— BEGIN —
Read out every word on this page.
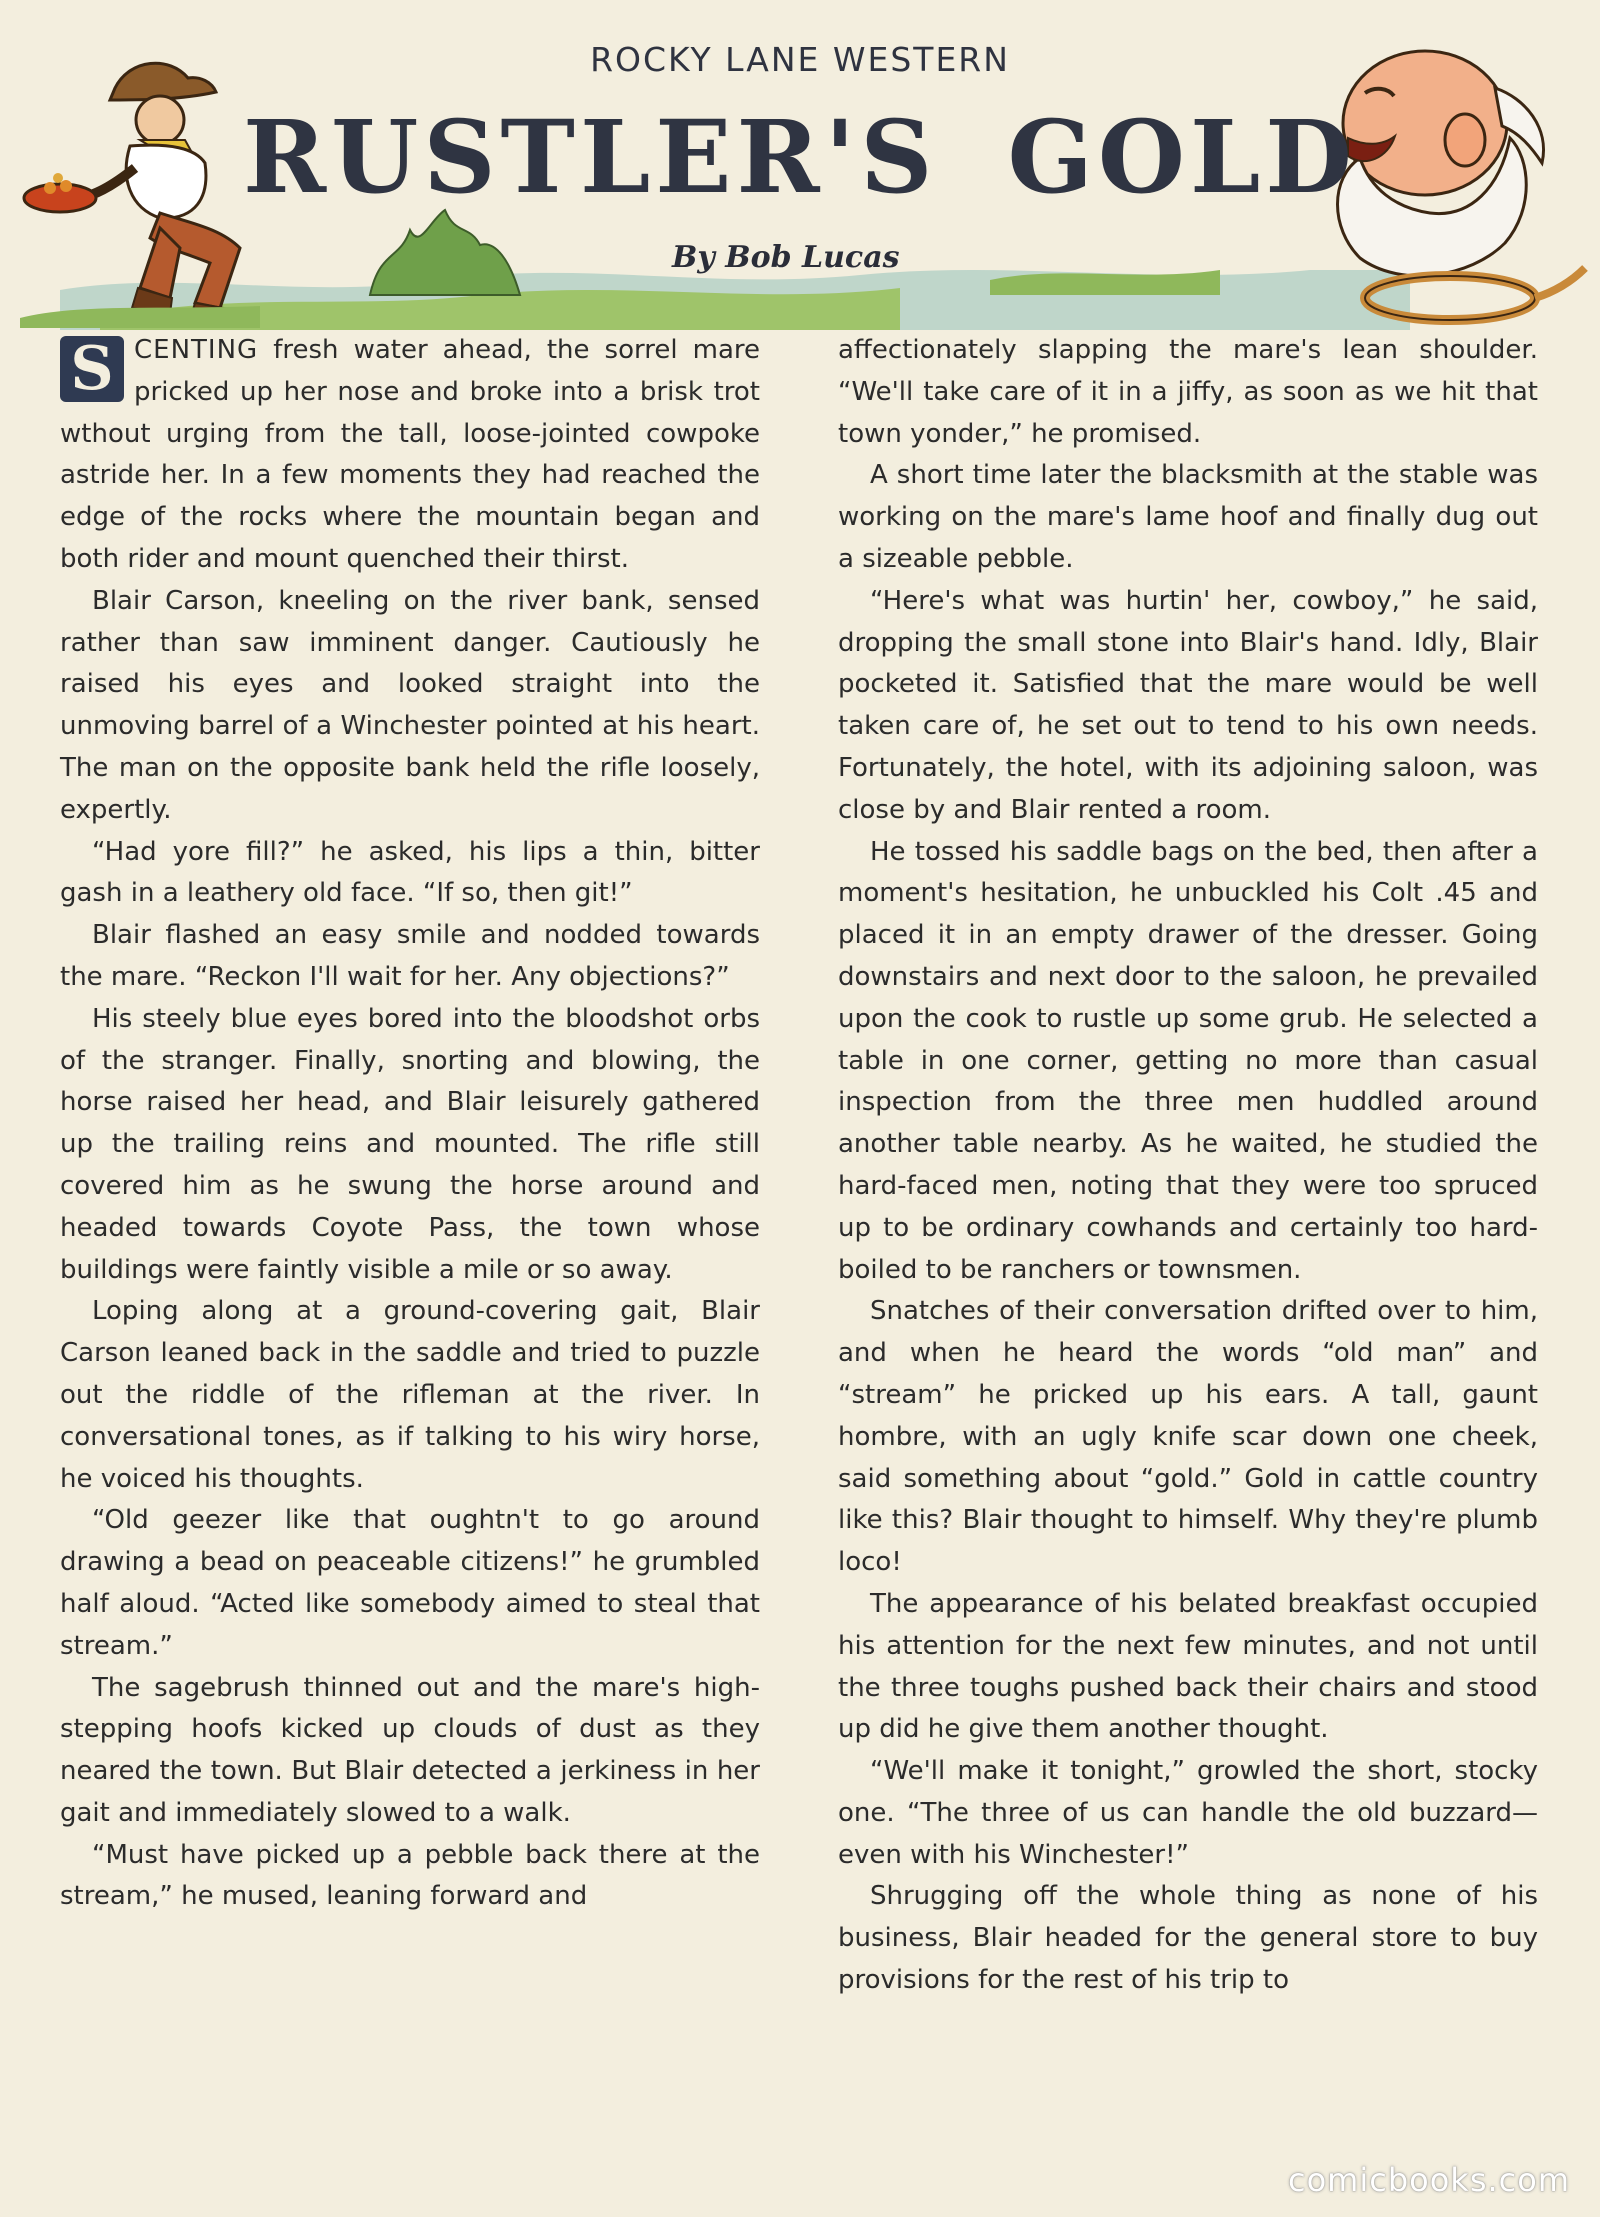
ROCKY LANE WESTERN
RUSTLER'S GOLD
By Bob Lucas

S CENTING fresh water ahead, the sorrel mare pricked up her nose and broke into a brisk trot wthout urging from the tall, loose-jointed cowpoke astride her. In a few moments they had reached the edge of the rocks where the mountain began and both rider and mount quenched their thirst.

Blair Carson, kneeling on the river bank, sensed rather than saw imminent danger. Cautiously he raised his eyes and looked straight into the unmoving barrel of a Winchester pointed at his heart. The man on the opposite bank held the rifle loosely, expertly.

“Had yore fill?” he asked, his lips a thin, bitter gash in a leathery old face. “If so, then git!”

Blair flashed an easy smile and nodded towards the mare. “Reckon I'll wait for her. Any objections?”

His steely blue eyes bored into the bloodshot orbs of the stranger. Finally, snorting and blowing, the horse raised her head, and Blair leisurely gathered up the trailing reins and mounted. The rifle still covered him as he swung the horse around and headed towards Coyote Pass, the town whose buildings were faintly visible a mile or so away.

Loping along at a ground-covering gait, Blair Carson leaned back in the saddle and tried to puzzle out the riddle of the rifleman at the river. In conversational tones, as if talking to his wiry horse, he voiced his thoughts.

“Old geezer like that oughtn't to go around drawing a bead on peaceable citizens!” he grumbled half aloud. “Acted like somebody aimed to steal that stream.”

The sagebrush thinned out and the mare's high-stepping hoofs kicked up clouds of dust as they neared the town. But Blair detected a jerkiness in her gait and immediately slowed to a walk.

“Must have picked up a pebble back there at the stream,” he mused, leaning forward and

affectionately slapping the mare's lean shoulder. “We'll take care of it in a jiffy, as soon as we hit that town yonder,” he promised.

A short time later the blacksmith at the stable was working on the mare's lame hoof and finally dug out a sizeable pebble.

“Here's what was hurtin' her, cowboy,” he said, dropping the small stone into Blair's hand. Idly, Blair pocketed it. Satisfied that the mare would be well taken care of, he set out to tend to his own needs. Fortunately, the hotel, with its adjoining saloon, was close by and Blair rented a room.

He tossed his saddle bags on the bed, then after a moment's hesitation, he unbuckled his Colt .45 and placed it in an empty drawer of the dresser. Going downstairs and next door to the saloon, he prevailed upon the cook to rustle up some grub. He selected a table in one corner, getting no more than casual inspection from the three men huddled around another table nearby. As he waited, he studied the hard-faced men, noting that they were too spruced up to be ordinary cowhands and certainly too hard-boiled to be ranchers or townsmen.

Snatches of their conversation drifted over to him, and when he heard the words “old man” and “stream” he pricked up his ears. A tall, gaunt hombre, with an ugly knife scar down one cheek, said something about “gold.” Gold in cattle country like this? Blair thought to himself. Why they're plumb loco!

The appearance of his belated breakfast occupied his attention for the next few minutes, and not until the three toughs pushed back their chairs and stood up did he give them another thought.

“We'll make it tonight,” growled the short, stocky one. “The three of us can handle the old buzzard—even with his Winchester!”

Shrugging off the whole thing as none of his business, Blair headed for the general store to buy provisions for the rest of his trip to

comicbooks.com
— END —
Work to do: Each record above must be returned exactly as written, with its pictures omitted.

Task answer:
Read out every word on this page.
ROCKY LANE WESTERN
RUSTLER'S GOLD
By Bob Lucas

S CENTING fresh water ahead, the sorrel mare pricked up her nose and broke into a brisk trot wthout urging from the tall, loose-jointed cowpoke astride her. In a few moments they had reached the edge of the rocks where the mountain began and both rider and mount quenched their thirst.

Blair Carson, kneeling on the river bank, sensed rather than saw imminent danger. Cautiously he raised his eyes and looked straight into the unmoving barrel of a Winchester pointed at his heart. The man on the opposite bank held the rifle loosely, expertly.

“Had yore fill?” he asked, his lips a thin, bitter gash in a leathery old face. “If so, then git!”

Blair flashed an easy smile and nodded towards the mare. “Reckon I'll wait for her. Any objections?”

His steely blue eyes bored into the bloodshot orbs of the stranger. Finally, snorting and blowing, the horse raised her head, and Blair leisurely gathered up the trailing reins and mounted. The rifle still covered him as he swung the horse around and headed towards Coyote Pass, the town whose buildings were faintly visible a mile or so away.

Loping along at a ground-covering gait, Blair Carson leaned back in the saddle and tried to puzzle out the riddle of the rifleman at the river. In conversational tones, as if talking to his wiry horse, he voiced his thoughts.

“Old geezer like that oughtn't to go around drawing a bead on peaceable citizens!” he grumbled half aloud. “Acted like somebody aimed to steal that stream.”

The sagebrush thinned out and the mare's high-stepping hoofs kicked up clouds of dust as they neared the town. But Blair detected a jerkiness in her gait and immediately slowed to a walk.

“Must have picked up a pebble back there at the stream,” he mused, leaning forward and

affectionately slapping the mare's lean shoulder. “We'll take care of it in a jiffy, as soon as we hit that town yonder,” he promised.

A short time later the blacksmith at the stable was working on the mare's lame hoof and finally dug out a sizeable pebble.

“Here's what was hurtin' her, cowboy,” he said, dropping the small stone into Blair's hand. Idly, Blair pocketed it. Satisfied that the mare would be well taken care of, he set out to tend to his own needs. Fortunately, the hotel, with its adjoining saloon, was close by and Blair rented a room.

He tossed his saddle bags on the bed, then after a moment's hesitation, he unbuckled his Colt .45 and placed it in an empty drawer of the dresser. Going downstairs and next door to the saloon, he prevailed upon the cook to rustle up some grub. He selected a table in one corner, getting no more than casual inspection from the three men huddled around another table nearby. As he waited, he studied the hard-faced men, noting that they were too spruced up to be ordinary cowhands and certainly too hard-boiled to be ranchers or townsmen.

Snatches of their conversation drifted over to him, and when he heard the words “old man” and “stream” he pricked up his ears. A tall, gaunt hombre, with an ugly knife scar down one cheek, said something about “gold.” Gold in cattle country like this? Blair thought to himself. Why they're plumb loco!

The appearance of his belated breakfast occupied his attention for the next few minutes, and not until the three toughs pushed back their chairs and stood up did he give them another thought.

“We'll make it tonight,” growled the short, stocky one. “The three of us can handle the old buzzard—even with his Winchester!”

Shrugging off the whole thing as none of his business, Blair headed for the general store to buy provisions for the rest of his trip to

comicbooks.com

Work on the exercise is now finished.